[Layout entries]
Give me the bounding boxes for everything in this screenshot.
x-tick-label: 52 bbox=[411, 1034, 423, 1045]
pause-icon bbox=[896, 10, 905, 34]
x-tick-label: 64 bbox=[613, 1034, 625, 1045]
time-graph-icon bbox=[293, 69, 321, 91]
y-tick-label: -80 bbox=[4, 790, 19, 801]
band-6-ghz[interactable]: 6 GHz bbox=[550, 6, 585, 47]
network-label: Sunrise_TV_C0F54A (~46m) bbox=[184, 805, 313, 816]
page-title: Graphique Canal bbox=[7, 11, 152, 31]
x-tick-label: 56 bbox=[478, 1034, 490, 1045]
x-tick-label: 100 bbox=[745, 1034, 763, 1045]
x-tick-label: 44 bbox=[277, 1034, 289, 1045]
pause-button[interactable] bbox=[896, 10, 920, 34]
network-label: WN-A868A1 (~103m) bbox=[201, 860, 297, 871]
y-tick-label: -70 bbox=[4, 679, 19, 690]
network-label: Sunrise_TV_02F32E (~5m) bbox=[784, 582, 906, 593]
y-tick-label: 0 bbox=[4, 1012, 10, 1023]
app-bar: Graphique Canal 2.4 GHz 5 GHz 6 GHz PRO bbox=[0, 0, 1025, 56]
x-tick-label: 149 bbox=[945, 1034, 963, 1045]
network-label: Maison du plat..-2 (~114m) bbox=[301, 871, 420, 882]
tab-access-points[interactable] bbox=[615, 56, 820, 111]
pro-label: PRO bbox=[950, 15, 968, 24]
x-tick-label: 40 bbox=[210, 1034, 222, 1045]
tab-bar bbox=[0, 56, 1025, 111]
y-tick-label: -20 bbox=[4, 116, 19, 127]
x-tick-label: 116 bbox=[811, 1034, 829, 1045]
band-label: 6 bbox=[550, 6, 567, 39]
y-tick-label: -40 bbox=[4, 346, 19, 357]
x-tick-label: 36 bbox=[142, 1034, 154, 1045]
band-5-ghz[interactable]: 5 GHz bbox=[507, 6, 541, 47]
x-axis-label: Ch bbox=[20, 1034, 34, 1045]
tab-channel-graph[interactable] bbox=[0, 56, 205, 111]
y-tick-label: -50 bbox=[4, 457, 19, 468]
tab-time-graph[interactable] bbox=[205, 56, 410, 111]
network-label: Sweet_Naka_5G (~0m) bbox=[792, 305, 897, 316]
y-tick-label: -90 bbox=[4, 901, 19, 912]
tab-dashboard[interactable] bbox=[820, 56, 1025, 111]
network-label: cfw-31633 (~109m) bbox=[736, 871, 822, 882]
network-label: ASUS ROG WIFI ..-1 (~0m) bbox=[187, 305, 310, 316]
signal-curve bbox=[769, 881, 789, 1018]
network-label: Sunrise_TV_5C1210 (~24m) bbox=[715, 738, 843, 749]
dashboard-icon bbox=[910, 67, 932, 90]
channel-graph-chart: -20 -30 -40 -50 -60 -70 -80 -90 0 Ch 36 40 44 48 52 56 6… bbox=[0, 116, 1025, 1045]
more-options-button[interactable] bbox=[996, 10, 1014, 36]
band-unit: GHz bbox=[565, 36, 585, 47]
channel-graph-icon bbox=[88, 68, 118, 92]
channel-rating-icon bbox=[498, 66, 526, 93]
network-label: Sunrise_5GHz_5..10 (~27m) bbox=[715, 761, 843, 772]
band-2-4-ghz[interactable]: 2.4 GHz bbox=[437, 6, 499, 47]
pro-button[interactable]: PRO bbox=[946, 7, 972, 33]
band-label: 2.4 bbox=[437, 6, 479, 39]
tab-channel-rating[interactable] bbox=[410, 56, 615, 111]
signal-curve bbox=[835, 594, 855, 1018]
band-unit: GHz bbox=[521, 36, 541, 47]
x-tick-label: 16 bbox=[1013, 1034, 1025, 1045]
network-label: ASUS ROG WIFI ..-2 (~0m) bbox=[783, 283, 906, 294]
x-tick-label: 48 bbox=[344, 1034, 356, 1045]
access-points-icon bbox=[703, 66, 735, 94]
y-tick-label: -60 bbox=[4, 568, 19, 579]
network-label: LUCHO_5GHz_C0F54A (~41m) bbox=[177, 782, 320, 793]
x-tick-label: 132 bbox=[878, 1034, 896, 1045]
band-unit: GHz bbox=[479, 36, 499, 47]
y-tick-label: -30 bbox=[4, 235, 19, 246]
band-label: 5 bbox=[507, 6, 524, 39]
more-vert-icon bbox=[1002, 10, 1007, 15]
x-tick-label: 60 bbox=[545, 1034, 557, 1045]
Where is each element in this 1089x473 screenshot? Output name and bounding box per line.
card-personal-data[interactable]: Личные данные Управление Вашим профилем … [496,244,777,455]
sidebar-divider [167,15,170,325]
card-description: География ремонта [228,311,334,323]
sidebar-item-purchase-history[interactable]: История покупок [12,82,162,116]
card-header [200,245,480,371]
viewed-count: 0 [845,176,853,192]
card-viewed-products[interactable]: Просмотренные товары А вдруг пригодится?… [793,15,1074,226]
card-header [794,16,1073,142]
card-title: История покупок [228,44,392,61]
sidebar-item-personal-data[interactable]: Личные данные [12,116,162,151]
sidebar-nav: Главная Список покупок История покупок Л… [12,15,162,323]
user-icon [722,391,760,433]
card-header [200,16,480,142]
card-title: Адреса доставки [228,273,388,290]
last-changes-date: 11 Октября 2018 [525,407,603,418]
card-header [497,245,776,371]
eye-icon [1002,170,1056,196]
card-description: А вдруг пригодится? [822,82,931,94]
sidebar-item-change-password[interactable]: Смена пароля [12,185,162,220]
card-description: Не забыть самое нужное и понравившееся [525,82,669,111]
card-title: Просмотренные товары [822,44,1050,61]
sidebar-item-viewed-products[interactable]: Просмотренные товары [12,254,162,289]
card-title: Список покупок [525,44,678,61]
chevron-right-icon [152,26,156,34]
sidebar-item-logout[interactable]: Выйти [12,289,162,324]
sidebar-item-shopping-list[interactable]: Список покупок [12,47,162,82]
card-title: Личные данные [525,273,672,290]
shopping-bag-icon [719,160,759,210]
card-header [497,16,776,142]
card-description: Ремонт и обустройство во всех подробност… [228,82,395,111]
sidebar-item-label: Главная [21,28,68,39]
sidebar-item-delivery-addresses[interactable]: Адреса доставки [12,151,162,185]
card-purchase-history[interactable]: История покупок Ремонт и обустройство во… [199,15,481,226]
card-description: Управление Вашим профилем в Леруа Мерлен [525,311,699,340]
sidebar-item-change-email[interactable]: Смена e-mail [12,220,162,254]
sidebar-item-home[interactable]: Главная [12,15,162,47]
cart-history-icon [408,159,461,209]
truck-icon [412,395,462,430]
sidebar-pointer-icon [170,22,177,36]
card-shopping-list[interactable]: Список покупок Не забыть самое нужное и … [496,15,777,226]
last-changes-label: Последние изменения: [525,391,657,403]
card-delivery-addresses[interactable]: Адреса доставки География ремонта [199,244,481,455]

What to work on
Reproduce every line of the entries above without changing anything.

Exercise result
Give me the bounding boxes for everything in this screenshot.
x-tick-label: 52 bbox=[411, 1034, 423, 1045]
pause-icon bbox=[896, 10, 905, 34]
x-tick-label: 64 bbox=[613, 1034, 625, 1045]
time-graph-icon bbox=[293, 69, 321, 91]
y-tick-label: -80 bbox=[4, 790, 19, 801]
band-6-ghz[interactable]: 6 GHz bbox=[550, 6, 585, 47]
network-label: Sunrise_TV_C0F54A (~46m) bbox=[184, 805, 313, 816]
page-title: Graphique Canal bbox=[7, 11, 152, 31]
x-tick-label: 56 bbox=[478, 1034, 490, 1045]
x-tick-label: 100 bbox=[745, 1034, 763, 1045]
x-tick-label: 44 bbox=[277, 1034, 289, 1045]
pause-button[interactable] bbox=[896, 10, 920, 34]
network-label: WN-A868A1 (~103m) bbox=[201, 860, 297, 871]
y-tick-label: -70 bbox=[4, 679, 19, 690]
network-label: Sunrise_TV_02F32E (~5m) bbox=[784, 582, 906, 593]
y-tick-label: 0 bbox=[4, 1012, 10, 1023]
app-bar: Graphique Canal 2.4 GHz 5 GHz 6 GHz PRO bbox=[0, 0, 1025, 56]
x-tick-label: 149 bbox=[945, 1034, 963, 1045]
network-label: Maison du plat..-2 (~114m) bbox=[301, 871, 420, 882]
tab-access-points[interactable] bbox=[615, 56, 820, 111]
pro-label: PRO bbox=[950, 15, 968, 24]
x-tick-label: 40 bbox=[210, 1034, 222, 1045]
tab-bar bbox=[0, 56, 1025, 111]
y-tick-label: -20 bbox=[4, 116, 19, 127]
x-tick-label: 116 bbox=[811, 1034, 829, 1045]
band-label: 6 bbox=[550, 6, 567, 39]
y-tick-label: -40 bbox=[4, 346, 19, 357]
x-tick-label: 36 bbox=[142, 1034, 154, 1045]
band-5-ghz[interactable]: 5 GHz bbox=[507, 6, 541, 47]
x-axis-label: Ch bbox=[20, 1034, 34, 1045]
tab-channel-graph[interactable] bbox=[0, 56, 205, 111]
y-tick-label: -50 bbox=[4, 457, 19, 468]
tab-time-graph[interactable] bbox=[205, 56, 410, 111]
network-label: Sweet_Naka_5G (~0m) bbox=[792, 305, 897, 316]
y-tick-label: -90 bbox=[4, 901, 19, 912]
tab-dashboard[interactable] bbox=[820, 56, 1025, 111]
network-label: cfw-31633 (~109m) bbox=[736, 871, 822, 882]
network-label: ASUS ROG WIFI ..-1 (~0m) bbox=[187, 305, 310, 316]
signal-curve bbox=[769, 881, 789, 1018]
network-label: Sunrise_TV_5C1210 (~24m) bbox=[715, 738, 843, 749]
dashboard-icon bbox=[910, 67, 932, 90]
channel-graph-chart: -20 -30 -40 -50 -60 -70 -80 -90 0 Ch 36 40 44 48 52 56 6… bbox=[0, 116, 1025, 1045]
more-options-button[interactable] bbox=[996, 10, 1014, 36]
band-unit: GHz bbox=[565, 36, 585, 47]
channel-graph-icon bbox=[88, 68, 118, 92]
channel-rating-icon bbox=[498, 66, 526, 93]
network-label: Sunrise_5GHz_5..10 (~27m) bbox=[715, 761, 843, 772]
band-2-4-ghz[interactable]: 2.4 GHz bbox=[437, 6, 499, 47]
pro-button[interactable]: PRO bbox=[946, 7, 972, 33]
band-label: 2.4 bbox=[437, 6, 479, 39]
tab-channel-rating[interactable] bbox=[410, 56, 615, 111]
signal-curve bbox=[835, 594, 855, 1018]
band-unit: GHz bbox=[521, 36, 541, 47]
x-tick-label: 16 bbox=[1013, 1034, 1025, 1045]
network-label: ASUS ROG WIFI ..-2 (~0m) bbox=[783, 283, 906, 294]
x-tick-label: 48 bbox=[344, 1034, 356, 1045]
access-points-icon bbox=[703, 66, 735, 94]
y-tick-label: -60 bbox=[4, 568, 19, 579]
network-label: LUCHO_5GHz_C0F54A (~41m) bbox=[177, 782, 320, 793]
x-tick-label: 132 bbox=[878, 1034, 896, 1045]
band-unit: GHz bbox=[479, 36, 499, 47]
y-tick-label: -30 bbox=[4, 235, 19, 246]
band-label: 5 bbox=[507, 6, 524, 39]
more-vert-icon bbox=[1002, 10, 1007, 15]
x-tick-label: 60 bbox=[545, 1034, 557, 1045]
Where is each element in this 1089x473 screenshot? Output name and bounding box per line.
card-personal-data[interactable]: Личные данные Управление Вашим профилем … [496,244,777,455]
sidebar-divider [167,15,170,325]
card-description: География ремонта [228,311,334,323]
sidebar-item-purchase-history[interactable]: История покупок [12,82,162,116]
card-header [200,245,480,371]
viewed-count: 0 [845,176,853,192]
card-viewed-products[interactable]: Просмотренные товары А вдруг пригодится?… [793,15,1074,226]
card-header [794,16,1073,142]
card-title: История покупок [228,44,392,61]
sidebar-item-personal-data[interactable]: Личные данные [12,116,162,151]
sidebar-nav: Главная Список покупок История покупок Л… [12,15,162,323]
user-icon [722,391,760,433]
card-header [200,16,480,142]
card-title: Адреса доставки [228,273,388,290]
last-changes-date: 11 Октября 2018 [525,407,603,418]
card-header [497,245,776,371]
eye-icon [1002,170,1056,196]
card-description: А вдруг пригодится? [822,82,931,94]
sidebar-item-change-password[interactable]: Смена пароля [12,185,162,220]
card-description: Не забыть самое нужное и понравившееся [525,82,669,111]
card-title: Просмотренные товары [822,44,1050,61]
sidebar-item-viewed-products[interactable]: Просмотренные товары [12,254,162,289]
card-title: Список покупок [525,44,678,61]
chevron-right-icon [152,26,156,34]
sidebar-item-logout[interactable]: Выйти [12,289,162,324]
sidebar-item-shopping-list[interactable]: Список покупок [12,47,162,82]
card-title: Личные данные [525,273,672,290]
shopping-bag-icon [719,160,759,210]
card-header [497,16,776,142]
card-description: Ремонт и обустройство во всех подробност… [228,82,395,111]
sidebar-item-label: Главная [21,28,68,39]
sidebar-item-delivery-addresses[interactable]: Адреса доставки [12,151,162,185]
card-purchase-history[interactable]: История покупок Ремонт и обустройство во… [199,15,481,226]
card-description: Управление Вашим профилем в Леруа Мерлен [525,311,699,340]
sidebar-item-change-email[interactable]: Смена e-mail [12,220,162,254]
sidebar-item-home[interactable]: Главная [12,15,162,47]
cart-history-icon [408,159,461,209]
truck-icon [412,395,462,430]
sidebar-pointer-icon [170,22,177,36]
card-shopping-list[interactable]: Список покупок Не забыть самое нужное и … [496,15,777,226]
last-changes-label: Последние изменения: [525,391,657,403]
card-delivery-addresses[interactable]: Адреса доставки География ремонта [199,244,481,455]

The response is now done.